INSTRUCTIONS FOR THE TASK.
In the following material, identify every line holding the string "Convert" and return it.
##### TASK INPUT
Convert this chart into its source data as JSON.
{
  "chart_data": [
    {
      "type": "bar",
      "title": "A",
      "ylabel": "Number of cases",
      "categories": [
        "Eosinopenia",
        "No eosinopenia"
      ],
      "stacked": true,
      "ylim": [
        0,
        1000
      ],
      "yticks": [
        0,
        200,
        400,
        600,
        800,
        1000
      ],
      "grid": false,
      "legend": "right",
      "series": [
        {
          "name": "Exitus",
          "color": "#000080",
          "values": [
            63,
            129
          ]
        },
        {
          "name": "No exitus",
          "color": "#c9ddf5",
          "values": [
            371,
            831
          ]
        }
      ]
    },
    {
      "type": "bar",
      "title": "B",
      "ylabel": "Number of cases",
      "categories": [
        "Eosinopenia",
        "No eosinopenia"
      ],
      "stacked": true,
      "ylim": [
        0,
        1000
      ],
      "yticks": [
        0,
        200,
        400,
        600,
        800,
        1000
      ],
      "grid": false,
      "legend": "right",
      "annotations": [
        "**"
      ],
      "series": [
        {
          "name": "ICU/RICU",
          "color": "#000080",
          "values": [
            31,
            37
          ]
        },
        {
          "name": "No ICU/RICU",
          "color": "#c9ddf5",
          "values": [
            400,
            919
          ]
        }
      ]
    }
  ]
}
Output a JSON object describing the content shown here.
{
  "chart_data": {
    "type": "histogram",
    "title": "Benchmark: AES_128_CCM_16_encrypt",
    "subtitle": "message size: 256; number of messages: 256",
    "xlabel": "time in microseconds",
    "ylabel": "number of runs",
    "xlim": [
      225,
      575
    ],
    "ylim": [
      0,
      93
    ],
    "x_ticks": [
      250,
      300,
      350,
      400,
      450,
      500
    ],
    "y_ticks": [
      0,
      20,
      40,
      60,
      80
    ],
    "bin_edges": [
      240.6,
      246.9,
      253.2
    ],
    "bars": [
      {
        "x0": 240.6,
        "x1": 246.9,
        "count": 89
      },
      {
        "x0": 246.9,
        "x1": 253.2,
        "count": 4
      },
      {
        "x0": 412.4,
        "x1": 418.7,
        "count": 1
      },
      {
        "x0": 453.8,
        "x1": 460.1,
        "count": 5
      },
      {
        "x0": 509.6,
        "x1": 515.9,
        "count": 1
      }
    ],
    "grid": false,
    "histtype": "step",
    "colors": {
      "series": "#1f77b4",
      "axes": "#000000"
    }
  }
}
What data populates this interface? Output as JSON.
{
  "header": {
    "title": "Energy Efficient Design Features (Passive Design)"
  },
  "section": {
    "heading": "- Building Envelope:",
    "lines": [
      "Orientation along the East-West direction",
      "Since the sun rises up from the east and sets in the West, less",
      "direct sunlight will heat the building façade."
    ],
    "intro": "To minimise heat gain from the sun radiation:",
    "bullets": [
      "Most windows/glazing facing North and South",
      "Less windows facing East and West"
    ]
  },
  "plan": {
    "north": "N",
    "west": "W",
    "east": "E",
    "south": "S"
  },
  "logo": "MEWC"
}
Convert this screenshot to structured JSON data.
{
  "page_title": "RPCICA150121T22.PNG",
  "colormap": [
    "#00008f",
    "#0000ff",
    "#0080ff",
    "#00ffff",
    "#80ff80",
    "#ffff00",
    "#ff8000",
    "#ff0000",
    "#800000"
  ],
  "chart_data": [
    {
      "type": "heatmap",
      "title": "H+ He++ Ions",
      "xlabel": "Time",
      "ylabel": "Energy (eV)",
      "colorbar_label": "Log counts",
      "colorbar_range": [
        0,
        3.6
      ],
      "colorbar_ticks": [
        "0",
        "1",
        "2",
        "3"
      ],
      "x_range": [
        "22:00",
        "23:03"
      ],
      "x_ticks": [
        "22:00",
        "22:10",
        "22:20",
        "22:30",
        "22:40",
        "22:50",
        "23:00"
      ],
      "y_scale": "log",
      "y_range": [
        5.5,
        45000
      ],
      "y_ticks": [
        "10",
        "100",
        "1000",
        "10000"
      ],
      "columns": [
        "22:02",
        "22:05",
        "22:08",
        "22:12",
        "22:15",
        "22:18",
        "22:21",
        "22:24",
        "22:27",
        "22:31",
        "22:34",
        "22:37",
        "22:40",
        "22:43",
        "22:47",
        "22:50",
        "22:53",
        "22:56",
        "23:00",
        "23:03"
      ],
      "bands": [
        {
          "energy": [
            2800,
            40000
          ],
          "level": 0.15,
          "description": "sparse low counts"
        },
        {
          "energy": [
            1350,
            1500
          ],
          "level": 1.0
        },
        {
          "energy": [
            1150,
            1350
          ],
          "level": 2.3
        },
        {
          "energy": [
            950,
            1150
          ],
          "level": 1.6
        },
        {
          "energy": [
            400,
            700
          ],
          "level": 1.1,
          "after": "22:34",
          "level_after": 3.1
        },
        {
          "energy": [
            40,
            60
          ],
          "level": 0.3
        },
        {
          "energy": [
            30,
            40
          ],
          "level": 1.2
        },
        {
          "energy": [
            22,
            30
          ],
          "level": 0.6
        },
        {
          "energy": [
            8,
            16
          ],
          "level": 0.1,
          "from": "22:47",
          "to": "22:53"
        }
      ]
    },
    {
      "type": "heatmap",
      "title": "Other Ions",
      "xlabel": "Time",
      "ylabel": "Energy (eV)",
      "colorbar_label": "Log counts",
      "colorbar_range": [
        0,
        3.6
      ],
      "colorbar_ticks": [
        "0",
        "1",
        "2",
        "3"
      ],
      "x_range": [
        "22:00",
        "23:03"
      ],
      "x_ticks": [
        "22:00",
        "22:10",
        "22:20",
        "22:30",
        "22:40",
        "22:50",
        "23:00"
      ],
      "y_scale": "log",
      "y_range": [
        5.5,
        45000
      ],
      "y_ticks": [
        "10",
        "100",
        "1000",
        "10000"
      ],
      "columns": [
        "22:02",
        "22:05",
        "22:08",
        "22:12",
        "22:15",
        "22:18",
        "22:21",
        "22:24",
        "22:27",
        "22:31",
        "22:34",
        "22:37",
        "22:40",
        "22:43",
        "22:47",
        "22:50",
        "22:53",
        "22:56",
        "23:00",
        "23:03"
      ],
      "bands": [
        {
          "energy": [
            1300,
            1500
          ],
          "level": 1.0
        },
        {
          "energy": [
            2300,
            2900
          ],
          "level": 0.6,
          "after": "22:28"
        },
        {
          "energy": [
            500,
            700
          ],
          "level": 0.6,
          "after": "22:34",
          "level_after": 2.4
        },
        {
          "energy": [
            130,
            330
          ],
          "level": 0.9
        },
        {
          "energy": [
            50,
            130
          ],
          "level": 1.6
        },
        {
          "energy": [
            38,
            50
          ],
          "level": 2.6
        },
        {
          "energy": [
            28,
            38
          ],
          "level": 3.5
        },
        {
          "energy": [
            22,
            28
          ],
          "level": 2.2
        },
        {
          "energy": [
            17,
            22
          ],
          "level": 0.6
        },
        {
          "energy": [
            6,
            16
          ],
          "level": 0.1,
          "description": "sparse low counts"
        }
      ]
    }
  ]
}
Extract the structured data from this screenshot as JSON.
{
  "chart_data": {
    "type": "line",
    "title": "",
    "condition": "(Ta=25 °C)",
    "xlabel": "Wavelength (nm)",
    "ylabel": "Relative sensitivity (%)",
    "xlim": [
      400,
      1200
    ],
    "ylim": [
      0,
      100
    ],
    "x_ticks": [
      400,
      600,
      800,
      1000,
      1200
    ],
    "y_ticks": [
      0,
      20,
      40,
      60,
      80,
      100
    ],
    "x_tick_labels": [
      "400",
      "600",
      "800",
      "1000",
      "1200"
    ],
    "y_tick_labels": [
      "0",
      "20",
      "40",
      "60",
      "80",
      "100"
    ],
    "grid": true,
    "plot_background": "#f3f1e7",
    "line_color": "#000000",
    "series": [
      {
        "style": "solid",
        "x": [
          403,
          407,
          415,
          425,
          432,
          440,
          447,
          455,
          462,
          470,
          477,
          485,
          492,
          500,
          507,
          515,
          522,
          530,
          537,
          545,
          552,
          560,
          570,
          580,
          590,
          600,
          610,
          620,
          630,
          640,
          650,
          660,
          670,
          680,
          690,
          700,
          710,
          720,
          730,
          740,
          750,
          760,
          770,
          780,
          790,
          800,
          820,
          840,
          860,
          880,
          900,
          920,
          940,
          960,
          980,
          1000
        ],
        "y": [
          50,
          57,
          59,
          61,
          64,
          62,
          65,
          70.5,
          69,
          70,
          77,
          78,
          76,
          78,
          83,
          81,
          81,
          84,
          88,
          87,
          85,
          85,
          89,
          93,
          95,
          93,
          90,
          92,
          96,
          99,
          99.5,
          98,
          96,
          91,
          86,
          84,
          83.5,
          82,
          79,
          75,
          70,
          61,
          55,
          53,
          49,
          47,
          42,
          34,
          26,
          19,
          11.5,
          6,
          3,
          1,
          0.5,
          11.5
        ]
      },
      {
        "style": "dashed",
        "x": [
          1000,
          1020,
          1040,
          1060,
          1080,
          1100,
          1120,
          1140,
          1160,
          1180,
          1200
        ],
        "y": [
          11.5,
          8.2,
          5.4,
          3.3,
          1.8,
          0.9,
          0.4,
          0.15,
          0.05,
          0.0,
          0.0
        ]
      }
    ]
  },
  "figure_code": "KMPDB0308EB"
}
##########
OUTPUT FOR THIS TASK.
Convert this chart into its source data as JSON.
Convert this screenshot to structured JSON data.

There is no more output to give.